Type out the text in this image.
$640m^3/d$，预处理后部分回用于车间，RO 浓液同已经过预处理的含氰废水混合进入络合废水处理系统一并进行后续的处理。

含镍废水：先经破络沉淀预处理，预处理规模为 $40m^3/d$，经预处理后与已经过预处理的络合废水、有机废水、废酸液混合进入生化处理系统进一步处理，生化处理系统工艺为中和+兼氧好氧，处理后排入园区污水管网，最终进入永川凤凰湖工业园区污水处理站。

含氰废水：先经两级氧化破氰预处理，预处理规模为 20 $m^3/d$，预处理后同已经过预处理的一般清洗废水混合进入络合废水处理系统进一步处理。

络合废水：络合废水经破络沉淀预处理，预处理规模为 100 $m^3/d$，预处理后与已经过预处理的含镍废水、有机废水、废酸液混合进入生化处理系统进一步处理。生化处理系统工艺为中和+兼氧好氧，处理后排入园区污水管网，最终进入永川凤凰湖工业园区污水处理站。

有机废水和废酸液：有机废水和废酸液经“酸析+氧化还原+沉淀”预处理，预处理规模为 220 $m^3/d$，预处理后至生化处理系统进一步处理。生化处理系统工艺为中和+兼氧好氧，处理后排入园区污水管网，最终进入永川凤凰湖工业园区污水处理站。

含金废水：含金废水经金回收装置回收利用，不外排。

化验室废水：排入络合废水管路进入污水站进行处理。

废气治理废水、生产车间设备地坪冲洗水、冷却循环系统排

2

----

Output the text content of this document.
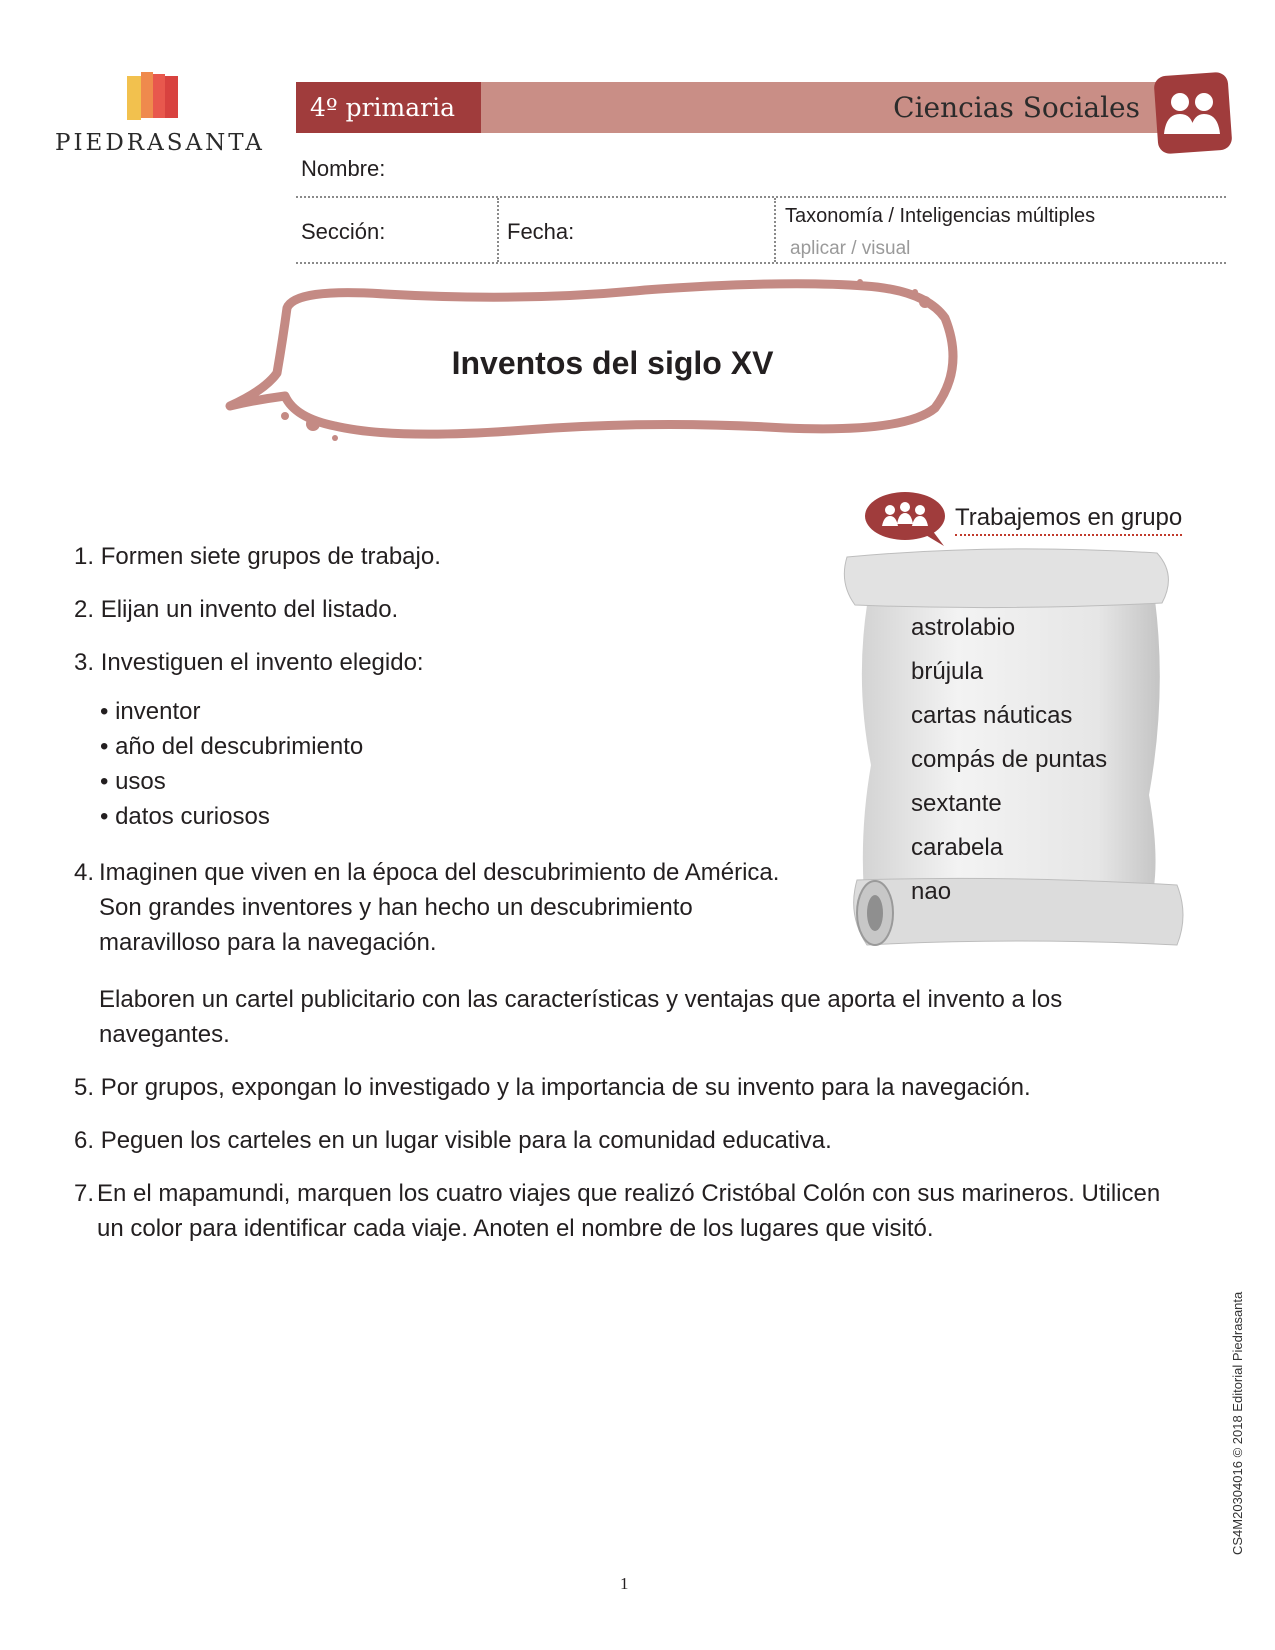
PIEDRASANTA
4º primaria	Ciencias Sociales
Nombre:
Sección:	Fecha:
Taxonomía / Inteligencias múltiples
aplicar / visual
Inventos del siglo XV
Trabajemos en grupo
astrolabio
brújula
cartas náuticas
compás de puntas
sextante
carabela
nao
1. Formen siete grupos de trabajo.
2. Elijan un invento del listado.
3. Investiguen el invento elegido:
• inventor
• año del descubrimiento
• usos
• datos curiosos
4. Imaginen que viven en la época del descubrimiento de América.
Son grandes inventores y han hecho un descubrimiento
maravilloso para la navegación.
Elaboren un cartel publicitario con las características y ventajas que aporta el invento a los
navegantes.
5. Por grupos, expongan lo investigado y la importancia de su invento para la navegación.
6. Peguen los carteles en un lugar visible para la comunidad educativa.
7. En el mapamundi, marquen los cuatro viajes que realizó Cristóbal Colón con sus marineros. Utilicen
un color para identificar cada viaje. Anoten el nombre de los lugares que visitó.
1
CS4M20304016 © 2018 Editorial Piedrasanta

----

# TO DO
Pull every line containing the word "生化处理系统工艺为中和" out of the material.

# ANSWER
含镍废水：先经破络沉淀预处理，预处理规模为 $40m^3/d$，经预处理后与已经过预处理的络合废水、有机废水、废酸液混合进入生化处理系统进一步处理，生化处理系统工艺为中和+兼氧好氧，处理后排入园区污水管网，最终进入永川凤凰湖工业园区污水处理站。
络合废水：络合废水经破络沉淀预处理，预处理规模为 100 $m^3/d$，预处理后与已经过预处理的含镍废水、有机废水、废酸液混合进入生化处理系统进一步处理。生化处理系统工艺为中和+兼氧好氧，处理后排入园区污水管网，最终进入永川凤凰湖工业园区污水处理站。
有机废水和废酸液：有机废水和废酸液经“酸析+氧化还原+沉淀”预处理，预处理规模为 220 $m^3/d$，预处理后至生化处理系统进一步处理。生化处理系统工艺为中和+兼氧好氧，处理后排入园区污水管网，最终进入永川凤凰湖工业园区污水处理站。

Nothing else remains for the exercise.